Problem details: Copy out, character for character, the rows below that start at the line containing "scatter-point <box>275 284 283 291</box>" and end at the line containing "loading-vector <box>345 302 401 312</box>", including both of those lines.

Recorded information:
## Start
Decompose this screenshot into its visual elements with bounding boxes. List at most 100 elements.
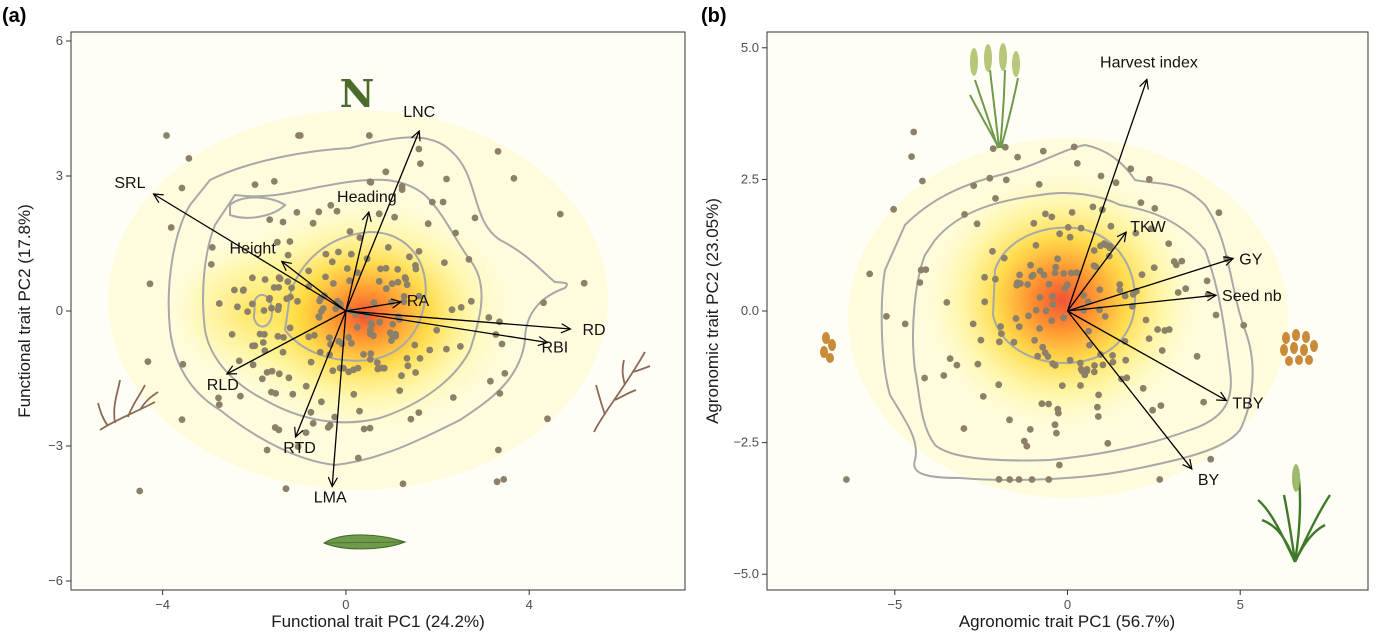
scatter-point <box>275 284 283 291</box>
scatter-point <box>215 394 222 402</box>
scatter-point <box>916 279 924 286</box>
scatter-point <box>498 340 506 348</box>
scatter-point <box>356 234 364 242</box>
scatter-point <box>969 320 977 328</box>
scatter-point <box>279 218 287 226</box>
scatter-point <box>367 350 375 358</box>
scatter-point <box>322 273 329 281</box>
scatter-point <box>496 390 504 397</box>
scatter-point <box>309 419 317 427</box>
scatter-point <box>366 424 374 432</box>
loading-vector <box>345 302 401 312</box>
scatter-point <box>1212 311 1220 319</box>
scatter-point <box>234 303 241 311</box>
loading-label: Harvest index <box>1100 54 1198 71</box>
panel-a-label: (a) <box>2 5 26 27</box>
scatter-point <box>416 355 424 362</box>
scatter-point <box>346 277 353 285</box>
scatter-point <box>1053 429 1060 437</box>
scatter-point <box>403 354 411 362</box>
scatter-point <box>1070 143 1078 151</box>
scatter-point <box>443 345 450 353</box>
scatter-point <box>998 330 1005 337</box>
scatter-point <box>1000 254 1008 262</box>
scatter-point <box>377 265 384 273</box>
scatter-point <box>1036 294 1044 301</box>
panel-b: (b) <box>701 5 1369 631</box>
scatter-point <box>1142 316 1150 324</box>
scatter-point <box>345 368 353 376</box>
scatter-point <box>231 286 238 294</box>
panel-a-points <box>136 132 588 495</box>
scatter-point <box>144 358 152 365</box>
scatter-point <box>981 273 988 281</box>
scatter-point <box>366 178 374 186</box>
scatter-point <box>398 183 406 190</box>
scatter-point <box>302 429 310 436</box>
scatter-point <box>1099 361 1107 369</box>
scatter-point <box>1172 261 1180 269</box>
scatter-point <box>286 324 294 332</box>
scatter-point <box>251 181 259 189</box>
scatter-point <box>917 266 925 274</box>
scatter-point <box>1015 476 1023 483</box>
scatter-point <box>843 476 850 483</box>
loading-label: RTD <box>283 440 316 457</box>
scatter-point <box>1010 338 1018 346</box>
scatter-point <box>890 205 897 213</box>
leaf-icon <box>322 534 407 550</box>
scatter-point <box>266 216 274 224</box>
scatter-point <box>1054 405 1062 413</box>
scatter-point <box>261 276 269 283</box>
scatter-point <box>289 390 297 398</box>
scatter-point <box>1085 327 1092 335</box>
scatter-point <box>1215 209 1223 217</box>
scatter-point <box>275 302 283 310</box>
scatter-point <box>1157 402 1165 409</box>
scatter-point <box>556 210 564 218</box>
scatter-point <box>399 480 407 488</box>
scatter-point <box>1036 325 1043 332</box>
scatter-point <box>921 374 928 382</box>
scatter-point <box>1145 335 1153 342</box>
scatter-point <box>273 238 281 246</box>
scatter-point <box>263 369 271 376</box>
scatter-point <box>389 320 397 328</box>
scatter-point <box>1182 285 1190 293</box>
scatter-point <box>1147 225 1155 233</box>
loading-vector <box>1066 79 1147 312</box>
loading-vector <box>345 310 548 343</box>
scatter-point <box>1025 312 1032 320</box>
scatter-point <box>360 351 367 358</box>
scatter-point <box>333 207 341 215</box>
scatter-point <box>307 358 315 366</box>
scatter-point <box>248 300 256 308</box>
scatter-point <box>1066 233 1074 241</box>
scatter-point <box>494 148 502 155</box>
scatter-point <box>974 360 982 368</box>
scatter-point <box>1006 476 1014 483</box>
scatter-point <box>146 280 154 288</box>
scatter-point <box>487 377 494 385</box>
scatter-point <box>1165 326 1173 333</box>
scatter-point <box>1139 384 1147 392</box>
scatter-point <box>167 224 175 231</box>
scatter-point <box>249 274 256 282</box>
loading-vector <box>1067 310 1227 400</box>
scatter-point <box>1041 349 1049 357</box>
scatter-point <box>1032 306 1040 314</box>
scatter-point <box>370 299 378 307</box>
scatter-point <box>1127 165 1135 173</box>
scatter-point <box>329 367 337 375</box>
scatter-point <box>1039 343 1047 351</box>
scatter-point <box>294 443 302 450</box>
scatter-point <box>1066 356 1074 364</box>
scatter-point <box>1052 263 1060 271</box>
scatter-point <box>373 359 381 367</box>
scatter-point <box>1042 210 1049 218</box>
density-contours <box>880 143 1254 481</box>
scatter-point <box>415 292 423 300</box>
scatter-point <box>1137 199 1145 207</box>
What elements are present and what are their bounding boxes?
## End
Right answer:
scatter-point <box>275 284 283 291</box>
scatter-point <box>215 394 222 402</box>
scatter-point <box>916 279 924 286</box>
scatter-point <box>498 340 506 348</box>
scatter-point <box>356 234 364 242</box>
scatter-point <box>969 320 977 328</box>
scatter-point <box>279 218 287 226</box>
scatter-point <box>367 350 375 358</box>
scatter-point <box>322 273 329 281</box>
scatter-point <box>496 390 504 397</box>
scatter-point <box>309 419 317 427</box>
scatter-point <box>366 424 374 432</box>
loading-vector <box>345 302 401 312</box>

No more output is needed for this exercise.